Work required ▸ Output every entry exactly as given.

BEGIN Data lines

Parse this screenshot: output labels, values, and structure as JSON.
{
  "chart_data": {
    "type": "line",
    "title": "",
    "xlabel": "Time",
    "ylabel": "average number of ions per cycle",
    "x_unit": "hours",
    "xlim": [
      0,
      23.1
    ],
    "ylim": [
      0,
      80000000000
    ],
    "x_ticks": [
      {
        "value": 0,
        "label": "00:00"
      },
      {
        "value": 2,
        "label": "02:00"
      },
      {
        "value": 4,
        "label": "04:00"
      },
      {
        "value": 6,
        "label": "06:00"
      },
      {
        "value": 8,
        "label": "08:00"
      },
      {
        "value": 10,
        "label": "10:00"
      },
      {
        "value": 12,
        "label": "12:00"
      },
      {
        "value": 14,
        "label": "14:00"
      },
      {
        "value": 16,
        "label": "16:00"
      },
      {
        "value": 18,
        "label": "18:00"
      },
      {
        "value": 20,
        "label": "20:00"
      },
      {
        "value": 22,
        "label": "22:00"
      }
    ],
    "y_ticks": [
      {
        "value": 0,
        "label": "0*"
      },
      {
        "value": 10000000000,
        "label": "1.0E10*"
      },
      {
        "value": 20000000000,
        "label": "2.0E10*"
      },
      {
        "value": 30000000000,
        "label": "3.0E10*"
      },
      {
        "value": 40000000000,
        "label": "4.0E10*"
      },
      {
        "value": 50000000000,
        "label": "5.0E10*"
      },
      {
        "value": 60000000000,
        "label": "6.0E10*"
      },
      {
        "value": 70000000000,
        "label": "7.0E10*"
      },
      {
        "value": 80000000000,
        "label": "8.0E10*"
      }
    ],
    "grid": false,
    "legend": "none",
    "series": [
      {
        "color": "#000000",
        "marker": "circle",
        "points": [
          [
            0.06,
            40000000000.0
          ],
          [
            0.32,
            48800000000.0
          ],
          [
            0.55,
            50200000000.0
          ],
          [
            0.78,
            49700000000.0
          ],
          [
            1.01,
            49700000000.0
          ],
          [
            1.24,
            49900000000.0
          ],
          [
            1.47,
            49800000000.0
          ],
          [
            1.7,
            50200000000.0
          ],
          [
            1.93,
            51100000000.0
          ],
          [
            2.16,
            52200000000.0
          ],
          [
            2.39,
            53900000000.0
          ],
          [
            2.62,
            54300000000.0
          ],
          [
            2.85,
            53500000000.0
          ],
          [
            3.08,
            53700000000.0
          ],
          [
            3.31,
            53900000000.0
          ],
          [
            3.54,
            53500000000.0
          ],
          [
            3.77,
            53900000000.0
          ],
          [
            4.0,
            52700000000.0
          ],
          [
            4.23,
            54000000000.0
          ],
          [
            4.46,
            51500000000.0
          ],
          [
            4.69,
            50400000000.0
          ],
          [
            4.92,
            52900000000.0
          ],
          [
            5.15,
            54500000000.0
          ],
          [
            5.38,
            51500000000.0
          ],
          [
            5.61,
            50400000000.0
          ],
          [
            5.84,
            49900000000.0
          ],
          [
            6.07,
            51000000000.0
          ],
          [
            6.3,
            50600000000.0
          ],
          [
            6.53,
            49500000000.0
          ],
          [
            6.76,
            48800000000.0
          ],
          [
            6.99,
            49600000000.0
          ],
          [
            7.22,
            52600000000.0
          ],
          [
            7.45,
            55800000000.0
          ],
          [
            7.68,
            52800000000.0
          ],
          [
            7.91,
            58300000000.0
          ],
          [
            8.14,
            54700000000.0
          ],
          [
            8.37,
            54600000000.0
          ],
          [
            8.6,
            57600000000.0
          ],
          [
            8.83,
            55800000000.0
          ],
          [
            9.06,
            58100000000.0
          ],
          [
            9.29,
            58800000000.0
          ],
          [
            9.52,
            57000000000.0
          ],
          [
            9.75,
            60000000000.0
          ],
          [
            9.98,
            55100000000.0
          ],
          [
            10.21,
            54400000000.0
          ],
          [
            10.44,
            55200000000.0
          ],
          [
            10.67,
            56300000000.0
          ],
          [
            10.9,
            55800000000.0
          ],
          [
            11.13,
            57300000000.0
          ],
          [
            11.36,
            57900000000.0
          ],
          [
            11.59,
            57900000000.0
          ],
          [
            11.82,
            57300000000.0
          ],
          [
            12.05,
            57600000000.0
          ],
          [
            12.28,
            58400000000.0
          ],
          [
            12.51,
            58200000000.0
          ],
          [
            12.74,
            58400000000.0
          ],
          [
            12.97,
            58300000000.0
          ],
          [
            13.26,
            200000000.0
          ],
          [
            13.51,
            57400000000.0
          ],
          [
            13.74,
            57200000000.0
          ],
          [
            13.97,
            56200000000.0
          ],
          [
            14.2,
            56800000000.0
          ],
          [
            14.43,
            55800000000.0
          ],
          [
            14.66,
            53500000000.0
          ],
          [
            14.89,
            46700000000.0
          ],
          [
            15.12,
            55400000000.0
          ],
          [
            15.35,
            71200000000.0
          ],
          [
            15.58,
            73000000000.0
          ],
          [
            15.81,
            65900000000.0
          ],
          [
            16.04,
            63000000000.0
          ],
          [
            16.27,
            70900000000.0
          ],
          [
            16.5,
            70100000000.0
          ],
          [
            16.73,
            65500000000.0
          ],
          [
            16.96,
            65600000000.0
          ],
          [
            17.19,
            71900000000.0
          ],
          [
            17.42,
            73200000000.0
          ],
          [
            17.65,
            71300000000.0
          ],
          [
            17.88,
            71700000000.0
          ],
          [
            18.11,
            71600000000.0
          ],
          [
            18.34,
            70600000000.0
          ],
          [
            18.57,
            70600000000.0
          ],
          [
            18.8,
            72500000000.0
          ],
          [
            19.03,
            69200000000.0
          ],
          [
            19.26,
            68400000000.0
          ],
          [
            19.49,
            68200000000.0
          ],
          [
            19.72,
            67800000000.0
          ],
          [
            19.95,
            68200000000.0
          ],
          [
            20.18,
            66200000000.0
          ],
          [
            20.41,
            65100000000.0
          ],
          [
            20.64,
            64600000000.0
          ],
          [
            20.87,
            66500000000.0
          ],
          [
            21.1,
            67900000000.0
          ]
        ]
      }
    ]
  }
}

END Data lines

Answer to the exercise ▸
Parse this screenshot: output labels, values, and structure as JSON.
{
  "chart_data": {
    "type": "line",
    "title": "",
    "xlabel": "Time",
    "ylabel": "average number of ions per cycle",
    "x_unit": "hours",
    "xlim": [
      0,
      23.1
    ],
    "ylim": [
      0,
      80000000000
    ],
    "x_ticks": [
      {
        "value": 0,
        "label": "00:00"
      },
      {
        "value": 2,
        "label": "02:00"
      },
      {
        "value": 4,
        "label": "04:00"
      },
      {
        "value": 6,
        "label": "06:00"
      },
      {
        "value": 8,
        "label": "08:00"
      },
      {
        "value": 10,
        "label": "10:00"
      },
      {
        "value": 12,
        "label": "12:00"
      },
      {
        "value": 14,
        "label": "14:00"
      },
      {
        "value": 16,
        "label": "16:00"
      },
      {
        "value": 18,
        "label": "18:00"
      },
      {
        "value": 20,
        "label": "20:00"
      },
      {
        "value": 22,
        "label": "22:00"
      }
    ],
    "y_ticks": [
      {
        "value": 0,
        "label": "0*"
      },
      {
        "value": 10000000000,
        "label": "1.0E10*"
      },
      {
        "value": 20000000000,
        "label": "2.0E10*"
      },
      {
        "value": 30000000000,
        "label": "3.0E10*"
      },
      {
        "value": 40000000000,
        "label": "4.0E10*"
      },
      {
        "value": 50000000000,
        "label": "5.0E10*"
      },
      {
        "value": 60000000000,
        "label": "6.0E10*"
      },
      {
        "value": 70000000000,
        "label": "7.0E10*"
      },
      {
        "value": 80000000000,
        "label": "8.0E10*"
      }
    ],
    "grid": false,
    "legend": "none",
    "series": [
      {
        "color": "#000000",
        "marker": "circle",
        "points": [
          [
            0.06,
            40000000000.0
          ],
          [
            0.32,
            48800000000.0
          ],
          [
            0.55,
            50200000000.0
          ],
          [
            0.78,
            49700000000.0
          ],
          [
            1.01,
            49700000000.0
          ],
          [
            1.24,
            49900000000.0
          ],
          [
            1.47,
            49800000000.0
          ],
          [
            1.7,
            50200000000.0
          ],
          [
            1.93,
            51100000000.0
          ],
          [
            2.16,
            52200000000.0
          ],
          [
            2.39,
            53900000000.0
          ],
          [
            2.62,
            54300000000.0
          ],
          [
            2.85,
            53500000000.0
          ],
          [
            3.08,
            53700000000.0
          ],
          [
            3.31,
            53900000000.0
          ],
          [
            3.54,
            53500000000.0
          ],
          [
            3.77,
            53900000000.0
          ],
          [
            4.0,
            52700000000.0
          ],
          [
            4.23,
            54000000000.0
          ],
          [
            4.46,
            51500000000.0
          ],
          [
            4.69,
            50400000000.0
          ],
          [
            4.92,
            52900000000.0
          ],
          [
            5.15,
            54500000000.0
          ],
          [
            5.38,
            51500000000.0
          ],
          [
            5.61,
            50400000000.0
          ],
          [
            5.84,
            49900000000.0
          ],
          [
            6.07,
            51000000000.0
          ],
          [
            6.3,
            50600000000.0
          ],
          [
            6.53,
            49500000000.0
          ],
          [
            6.76,
            48800000000.0
          ],
          [
            6.99,
            49600000000.0
          ],
          [
            7.22,
            52600000000.0
          ],
          [
            7.45,
            55800000000.0
          ],
          [
            7.68,
            52800000000.0
          ],
          [
            7.91,
            58300000000.0
          ],
          [
            8.14,
            54700000000.0
          ],
          [
            8.37,
            54600000000.0
          ],
          [
            8.6,
            57600000000.0
          ],
          [
            8.83,
            55800000000.0
          ],
          [
            9.06,
            58100000000.0
          ],
          [
            9.29,
            58800000000.0
          ],
          [
            9.52,
            57000000000.0
          ],
          [
            9.75,
            60000000000.0
          ],
          [
            9.98,
            55100000000.0
          ],
          [
            10.21,
            54400000000.0
          ],
          [
            10.44,
            55200000000.0
          ],
          [
            10.67,
            56300000000.0
          ],
          [
            10.9,
            55800000000.0
          ],
          [
            11.13,
            57300000000.0
          ],
          [
            11.36,
            57900000000.0
          ],
          [
            11.59,
            57900000000.0
          ],
          [
            11.82,
            57300000000.0
          ],
          [
            12.05,
            57600000000.0
          ],
          [
            12.28,
            58400000000.0
          ],
          [
            12.51,
            58200000000.0
          ],
          [
            12.74,
            58400000000.0
          ],
          [
            12.97,
            58300000000.0
          ],
          [
            13.26,
            200000000.0
          ],
          [
            13.51,
            57400000000.0
          ],
          [
            13.74,
            57200000000.0
          ],
          [
            13.97,
            56200000000.0
          ],
          [
            14.2,
            56800000000.0
          ],
          [
            14.43,
            55800000000.0
          ],
          [
            14.66,
            53500000000.0
          ],
          [
            14.89,
            46700000000.0
          ],
          [
            15.12,
            55400000000.0
          ],
          [
            15.35,
            71200000000.0
          ],
          [
            15.58,
            73000000000.0
          ],
          [
            15.81,
            65900000000.0
          ],
          [
            16.04,
            63000000000.0
          ],
          [
            16.27,
            70900000000.0
          ],
          [
            16.5,
            70100000000.0
          ],
          [
            16.73,
            65500000000.0
          ],
          [
            16.96,
            65600000000.0
          ],
          [
            17.19,
            71900000000.0
          ],
          [
            17.42,
            73200000000.0
          ],
          [
            17.65,
            71300000000.0
          ],
          [
            17.88,
            71700000000.0
          ],
          [
            18.11,
            71600000000.0
          ],
          [
            18.34,
            70600000000.0
          ],
          [
            18.57,
            70600000000.0
          ],
          [
            18.8,
            72500000000.0
          ],
          [
            19.03,
            69200000000.0
          ],
          [
            19.26,
            68400000000.0
          ],
          [
            19.49,
            68200000000.0
          ],
          [
            19.72,
            67800000000.0
          ],
          [
            19.95,
            68200000000.0
          ],
          [
            20.18,
            66200000000.0
          ],
          [
            20.41,
            65100000000.0
          ],
          [
            20.64,
            64600000000.0
          ],
          [
            20.87,
            66500000000.0
          ],
          [
            21.1,
            67900000000.0
          ]
        ]
      }
    ]
  }
}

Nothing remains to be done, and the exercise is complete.